§ **SUPPLIED RECORDS**
★ ★ ★

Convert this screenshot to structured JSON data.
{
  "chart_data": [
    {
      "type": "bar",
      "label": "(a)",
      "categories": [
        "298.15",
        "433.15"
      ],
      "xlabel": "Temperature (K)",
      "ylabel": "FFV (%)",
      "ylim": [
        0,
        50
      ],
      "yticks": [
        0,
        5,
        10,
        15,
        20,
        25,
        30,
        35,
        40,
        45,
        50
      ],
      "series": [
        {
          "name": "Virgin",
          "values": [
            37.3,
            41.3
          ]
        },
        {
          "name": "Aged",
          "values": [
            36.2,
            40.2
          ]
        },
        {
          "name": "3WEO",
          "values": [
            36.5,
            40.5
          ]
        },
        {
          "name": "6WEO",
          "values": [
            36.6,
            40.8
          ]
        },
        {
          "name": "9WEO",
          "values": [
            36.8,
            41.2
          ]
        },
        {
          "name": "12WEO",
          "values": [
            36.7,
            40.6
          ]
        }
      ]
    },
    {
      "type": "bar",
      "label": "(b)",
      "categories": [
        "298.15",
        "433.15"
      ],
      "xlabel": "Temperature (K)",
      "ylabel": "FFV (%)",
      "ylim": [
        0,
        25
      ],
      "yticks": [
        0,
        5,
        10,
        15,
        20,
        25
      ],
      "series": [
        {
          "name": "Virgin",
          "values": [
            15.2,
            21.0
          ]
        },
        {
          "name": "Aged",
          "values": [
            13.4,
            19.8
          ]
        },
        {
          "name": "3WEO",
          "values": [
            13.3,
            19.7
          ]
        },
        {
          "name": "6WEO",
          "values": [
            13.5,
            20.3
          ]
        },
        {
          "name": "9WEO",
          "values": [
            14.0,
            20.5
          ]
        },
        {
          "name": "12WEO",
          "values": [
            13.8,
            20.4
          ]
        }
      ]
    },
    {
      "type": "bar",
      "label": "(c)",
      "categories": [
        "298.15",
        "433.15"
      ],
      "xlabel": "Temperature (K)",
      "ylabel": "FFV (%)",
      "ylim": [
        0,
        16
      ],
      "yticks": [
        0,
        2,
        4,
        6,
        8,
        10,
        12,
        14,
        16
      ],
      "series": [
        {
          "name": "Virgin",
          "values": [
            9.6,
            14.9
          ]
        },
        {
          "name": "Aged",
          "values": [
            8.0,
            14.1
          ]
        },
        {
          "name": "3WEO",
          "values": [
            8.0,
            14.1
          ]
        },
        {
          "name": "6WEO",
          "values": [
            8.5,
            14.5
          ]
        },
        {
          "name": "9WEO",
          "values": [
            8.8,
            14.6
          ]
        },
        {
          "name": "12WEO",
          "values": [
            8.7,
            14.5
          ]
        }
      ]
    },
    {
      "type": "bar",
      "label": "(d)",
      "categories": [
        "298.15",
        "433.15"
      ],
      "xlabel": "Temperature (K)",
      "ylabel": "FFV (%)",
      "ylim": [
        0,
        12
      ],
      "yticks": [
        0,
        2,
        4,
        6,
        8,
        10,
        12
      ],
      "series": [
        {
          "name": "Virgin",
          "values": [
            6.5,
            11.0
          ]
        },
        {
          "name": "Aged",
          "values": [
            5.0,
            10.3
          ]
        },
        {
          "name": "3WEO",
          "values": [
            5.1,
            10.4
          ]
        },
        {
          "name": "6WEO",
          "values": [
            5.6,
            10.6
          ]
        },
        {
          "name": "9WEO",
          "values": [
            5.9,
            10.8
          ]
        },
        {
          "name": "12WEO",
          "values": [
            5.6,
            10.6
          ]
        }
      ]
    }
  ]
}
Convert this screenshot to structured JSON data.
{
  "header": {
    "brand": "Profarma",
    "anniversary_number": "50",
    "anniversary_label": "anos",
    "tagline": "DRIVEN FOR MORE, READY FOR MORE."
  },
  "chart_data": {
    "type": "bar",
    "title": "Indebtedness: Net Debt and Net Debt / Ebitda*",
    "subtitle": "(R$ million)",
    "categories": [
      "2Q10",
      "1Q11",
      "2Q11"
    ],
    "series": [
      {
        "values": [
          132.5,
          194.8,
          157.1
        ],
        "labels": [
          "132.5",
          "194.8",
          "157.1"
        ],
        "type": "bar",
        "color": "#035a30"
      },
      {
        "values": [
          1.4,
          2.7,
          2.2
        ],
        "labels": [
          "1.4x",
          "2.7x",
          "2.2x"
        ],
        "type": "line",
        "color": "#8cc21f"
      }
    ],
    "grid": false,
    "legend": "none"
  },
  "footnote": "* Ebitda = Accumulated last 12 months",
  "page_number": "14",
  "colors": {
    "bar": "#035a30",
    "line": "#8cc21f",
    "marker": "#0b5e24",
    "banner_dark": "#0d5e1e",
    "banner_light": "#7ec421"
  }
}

★ ★ ★

The listing above should be transcribed in full, exactly as written.

§ **FULL SOLUTION**
Convert this screenshot to structured JSON data.
{
  "chart_data": [
    {
      "type": "bar",
      "label": "(a)",
      "categories": [
        "298.15",
        "433.15"
      ],
      "xlabel": "Temperature (K)",
      "ylabel": "FFV (%)",
      "ylim": [
        0,
        50
      ],
      "yticks": [
        0,
        5,
        10,
        15,
        20,
        25,
        30,
        35,
        40,
        45,
        50
      ],
      "series": [
        {
          "name": "Virgin",
          "values": [
            37.3,
            41.3
          ]
        },
        {
          "name": "Aged",
          "values": [
            36.2,
            40.2
          ]
        },
        {
          "name": "3WEO",
          "values": [
            36.5,
            40.5
          ]
        },
        {
          "name": "6WEO",
          "values": [
            36.6,
            40.8
          ]
        },
        {
          "name": "9WEO",
          "values": [
            36.8,
            41.2
          ]
        },
        {
          "name": "12WEO",
          "values": [
            36.7,
            40.6
          ]
        }
      ]
    },
    {
      "type": "bar",
      "label": "(b)",
      "categories": [
        "298.15",
        "433.15"
      ],
      "xlabel": "Temperature (K)",
      "ylabel": "FFV (%)",
      "ylim": [
        0,
        25
      ],
      "yticks": [
        0,
        5,
        10,
        15,
        20,
        25
      ],
      "series": [
        {
          "name": "Virgin",
          "values": [
            15.2,
            21.0
          ]
        },
        {
          "name": "Aged",
          "values": [
            13.4,
            19.8
          ]
        },
        {
          "name": "3WEO",
          "values": [
            13.3,
            19.7
          ]
        },
        {
          "name": "6WEO",
          "values": [
            13.5,
            20.3
          ]
        },
        {
          "name": "9WEO",
          "values": [
            14.0,
            20.5
          ]
        },
        {
          "name": "12WEO",
          "values": [
            13.8,
            20.4
          ]
        }
      ]
    },
    {
      "type": "bar",
      "label": "(c)",
      "categories": [
        "298.15",
        "433.15"
      ],
      "xlabel": "Temperature (K)",
      "ylabel": "FFV (%)",
      "ylim": [
        0,
        16
      ],
      "yticks": [
        0,
        2,
        4,
        6,
        8,
        10,
        12,
        14,
        16
      ],
      "series": [
        {
          "name": "Virgin",
          "values": [
            9.6,
            14.9
          ]
        },
        {
          "name": "Aged",
          "values": [
            8.0,
            14.1
          ]
        },
        {
          "name": "3WEO",
          "values": [
            8.0,
            14.1
          ]
        },
        {
          "name": "6WEO",
          "values": [
            8.5,
            14.5
          ]
        },
        {
          "name": "9WEO",
          "values": [
            8.8,
            14.6
          ]
        },
        {
          "name": "12WEO",
          "values": [
            8.7,
            14.5
          ]
        }
      ]
    },
    {
      "type": "bar",
      "label": "(d)",
      "categories": [
        "298.15",
        "433.15"
      ],
      "xlabel": "Temperature (K)",
      "ylabel": "FFV (%)",
      "ylim": [
        0,
        12
      ],
      "yticks": [
        0,
        2,
        4,
        6,
        8,
        10,
        12
      ],
      "series": [
        {
          "name": "Virgin",
          "values": [
            6.5,
            11.0
          ]
        },
        {
          "name": "Aged",
          "values": [
            5.0,
            10.3
          ]
        },
        {
          "name": "3WEO",
          "values": [
            5.1,
            10.4
          ]
        },
        {
          "name": "6WEO",
          "values": [
            5.6,
            10.6
          ]
        },
        {
          "name": "9WEO",
          "values": [
            5.9,
            10.8
          ]
        },
        {
          "name": "12WEO",
          "values": [
            5.6,
            10.6
          ]
        }
      ]
    }
  ]
}
Convert this screenshot to structured JSON data.
{
  "header": {
    "brand": "Profarma",
    "anniversary_number": "50",
    "anniversary_label": "anos",
    "tagline": "DRIVEN FOR MORE, READY FOR MORE."
  },
  "chart_data": {
    "type": "bar",
    "title": "Indebtedness: Net Debt and Net Debt / Ebitda*",
    "subtitle": "(R$ million)",
    "categories": [
      "2Q10",
      "1Q11",
      "2Q11"
    ],
    "series": [
      {
        "values": [
          132.5,
          194.8,
          157.1
        ],
        "labels": [
          "132.5",
          "194.8",
          "157.1"
        ],
        "type": "bar",
        "color": "#035a30"
      },
      {
        "values": [
          1.4,
          2.7,
          2.2
        ],
        "labels": [
          "1.4x",
          "2.7x",
          "2.2x"
        ],
        "type": "line",
        "color": "#8cc21f"
      }
    ],
    "grid": false,
    "legend": "none"
  },
  "footnote": "* Ebitda = Accumulated last 12 months",
  "page_number": "14",
  "colors": {
    "bar": "#035a30",
    "line": "#8cc21f",
    "marker": "#0b5e24",
    "banner_dark": "#0d5e1e",
    "banner_light": "#7ec421"
  }
}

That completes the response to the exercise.